Where a line holds "Предоставление", copy it.

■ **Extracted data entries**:
-- Start --

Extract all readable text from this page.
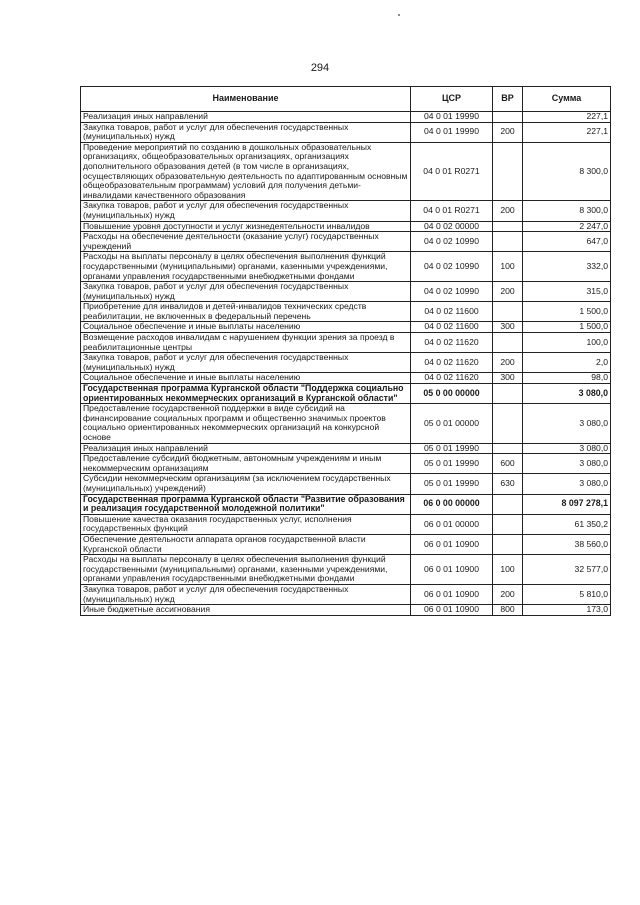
294
Наименование	ЦСР	ВР	Сумма
Реализация иных направлений	04 0 01 19990		227,1
Закупка товаров, работ и услуг для обеспечения государственных (муниципальных) нужд	04 0 01 19990	200	227,1
Проведение мероприятий по созданию в дошкольных образовательных организациях, общеобразовательных организациях, организациях дополнительного образования детей (в том числе в организациях, осуществляющих образовательную деятельность по адаптированным основным общеобразовательным программам) условий для получения детьми-инвалидами качественного образования	04 0 01 R0271		8 300,0
Закупка товаров, работ и услуг для обеспечения государственных (муниципальных) нужд	04 0 01 R0271	200	8 300,0
Повышение уровня доступности и услуг жизнедеятельности инвалидов	04 0 02 00000		2 247,0
Расходы на обеспечение деятельности (оказание услуг) государственных учреждений	04 0 02 10990		647,0
Расходы на выплаты персоналу в целях обеспечения выполнения функций государственными (муниципальными) органами, казенными учреждениями, органами управления государственными внебюджетными фондами	04 0 02 10990	100	332,0
Закупка товаров, работ и услуг для обеспечения государственных (муниципальных) нужд	04 0 02 10990	200	315,0
Приобретение для инвалидов и детей-инвалидов технических средств реабилитации, не включенных в федеральный перечень	04 0 02 11600		1 500,0
Социальное обеспечение и иные выплаты населению	04 0 02 11600	300	1 500,0
Возмещение расходов инвалидам с нарушением функции зрения за проезд в реабилитационные центры	04 0 02 11620		100,0
Закупка товаров, работ и услуг для обеспечения государственных (муниципальных) нужд	04 0 02 11620	200	2,0
Социальное обеспечение и иные выплаты населению	04 0 02 11620	300	98,0
Государственная программа Курганской области "Поддержка социально ориентированных некоммерческих организаций в Курганской области"	05 0 00 00000		3 080,0
Предоставление государственной поддержки в виде субсидий на финансирование социальных программ и общественно значимых проектов социально ориентированных некоммерческих организаций на конкурсной основе	05 0 01 00000		3 080,0
Реализация иных направлений	05 0 01 19990		3 080,0
Предоставление субсидий бюджетным, автономным учреждениям и иным некоммерческим организациям	05 0 01 19990	600	3 080,0
Субсидии некоммерческим организациям (за исключением государственных (муниципальных) учреждений)	05 0 01 19990	630	3 080,0
Государственная программа Курганской области "Развитие образования и реализация государственной молодежной политики"	06 0 00 00000		8 097 278,1
Повышение качества оказания государственных услуг, исполнения государственных функций	06 0 01 00000		61 350,2
Обеспечение деятельности аппарата органов государственной власти Курганской области	06 0 01 10900		38 560,0
Расходы на выплаты персоналу в целях обеспечения выполнения функций государственными (муниципальными) органами, казенными учреждениями, органами управления государственными внебюджетными фондами	06 0 01 10900	100	32 577,0
Закупка товаров, работ и услуг для обеспечения государственных (муниципальных) нужд	06 0 01 10900	200	5 810,0
Иные бюджетные ассигнования	06 0 01 10900	800	173,0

-- End --

■ **Result below**:
Предоставление государственной поддержки в виде субсидий на финансирование социальных программ и общественно значимых проектов социально ориентированных некоммерческих организаций на конкурсной основе	05 0 01 00000		3 080,0
Предоставление субсидий бюджетным, автономным учреждениям и иным некоммерческим организациям	05 0 01 19990	600	3 080,0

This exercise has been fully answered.